- Collected data entries:
□ □ □ □ □ □ □

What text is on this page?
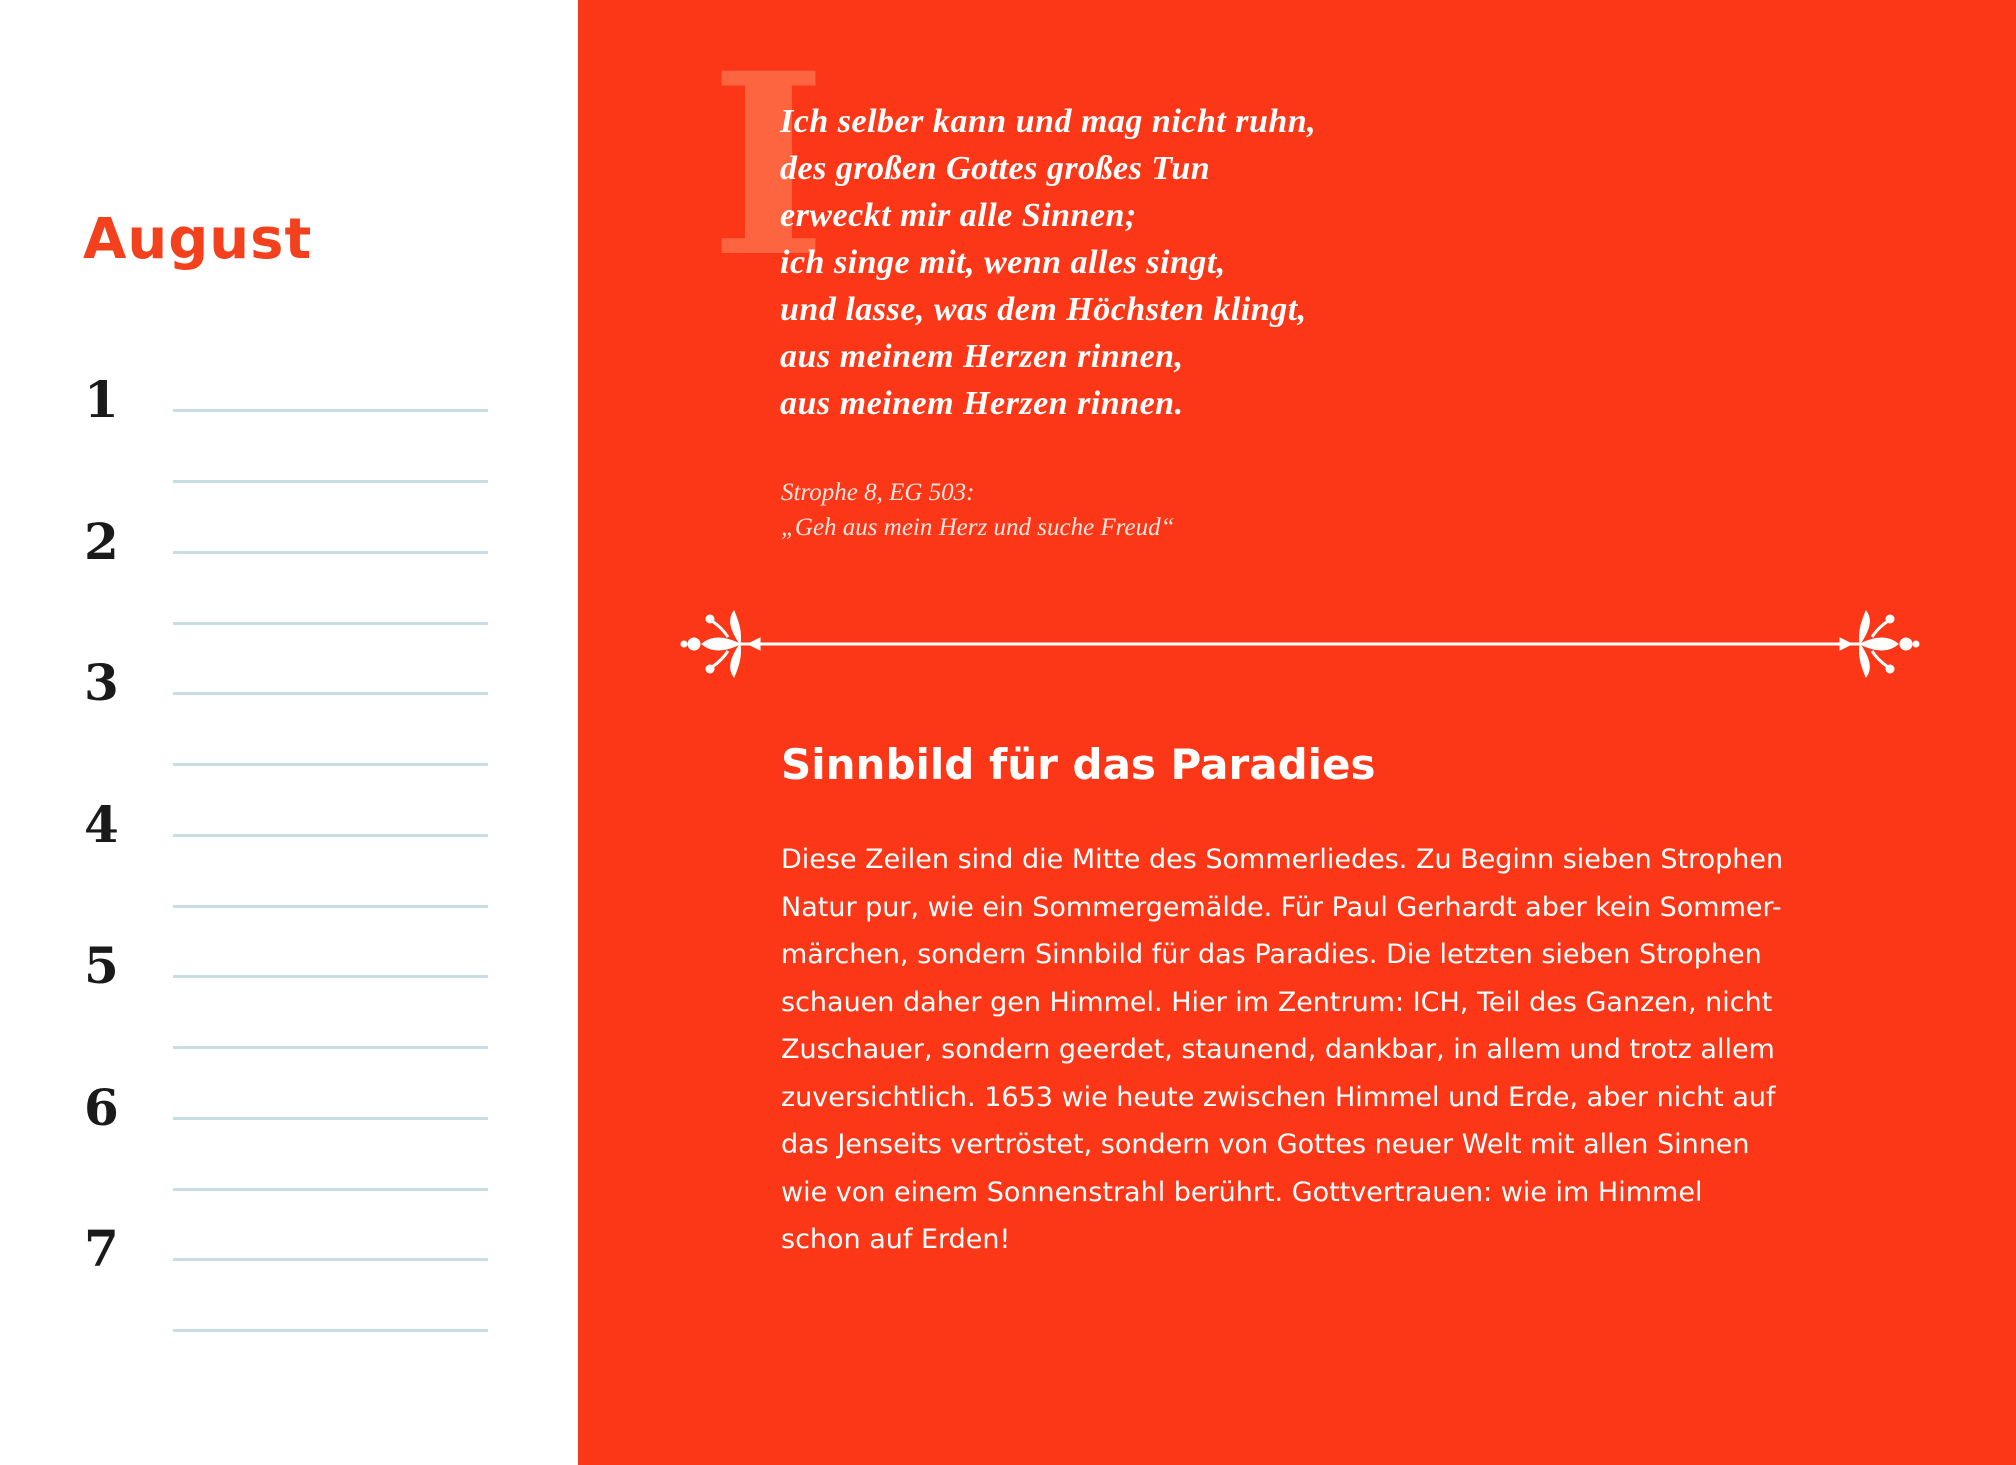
August
1
2
3
4
5
6
7
I
Ich selber kann und mag nicht ruhn,
des großen Gottes großes Tun
erweckt mir alle Sinnen;
ich singe mit, wenn alles singt,
und lasse, was dem Höchsten klingt,
aus meinem Herzen rinnen,
aus meinem Herzen rinnen.
Strophe 8, EG 503:
„Geh aus mein Herz und suche Freud“
Sinnbild für das Paradies
Diese Zeilen sind die Mitte des Sommerliedes. Zu Beginn sieben Strophen
Natur pur, wie ein Sommergemälde. Für Paul Gerhardt aber kein Sommer-
märchen, sondern Sinnbild für das Paradies. Die letzten sieben Strophen
schauen daher gen Himmel. Hier im Zentrum: ICH, Teil des Ganzen, nicht
Zuschauer, sondern geerdet, staunend, dankbar, in allem und trotz allem
zuversichtlich. 1653 wie heute zwischen Himmel und Erde, aber nicht auf
das Jenseits vertröstet, sondern von Gottes neuer Welt mit allen Sinnen
wie von einem Sonnenstrahl berührt. Gottvertrauen: wie im Himmel
schon auf Erden!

□ □ □ □ □ □ □

- Exercise objective:
Without the pictures, return all the records precisely as they stand.

- Output below:
What text is on this page?
August
1
2
3
4
5
6
7
I
Ich selber kann und mag nicht ruhn,
des großen Gottes großes Tun
erweckt mir alle Sinnen;
ich singe mit, wenn alles singt,
und lasse, was dem Höchsten klingt,
aus meinem Herzen rinnen,
aus meinem Herzen rinnen.
Strophe 8, EG 503:
„Geh aus mein Herz und suche Freud“
Sinnbild für das Paradies
Diese Zeilen sind die Mitte des Sommerliedes. Zu Beginn sieben Strophen
Natur pur, wie ein Sommergemälde. Für Paul Gerhardt aber kein Sommer-
märchen, sondern Sinnbild für das Paradies. Die letzten sieben Strophen
schauen daher gen Himmel. Hier im Zentrum: ICH, Teil des Ganzen, nicht
Zuschauer, sondern geerdet, staunend, dankbar, in allem und trotz allem
zuversichtlich. 1653 wie heute zwischen Himmel und Erde, aber nicht auf
das Jenseits vertröstet, sondern von Gottes neuer Welt mit allen Sinnen
wie von einem Sonnenstrahl berührt. Gottvertrauen: wie im Himmel
schon auf Erden!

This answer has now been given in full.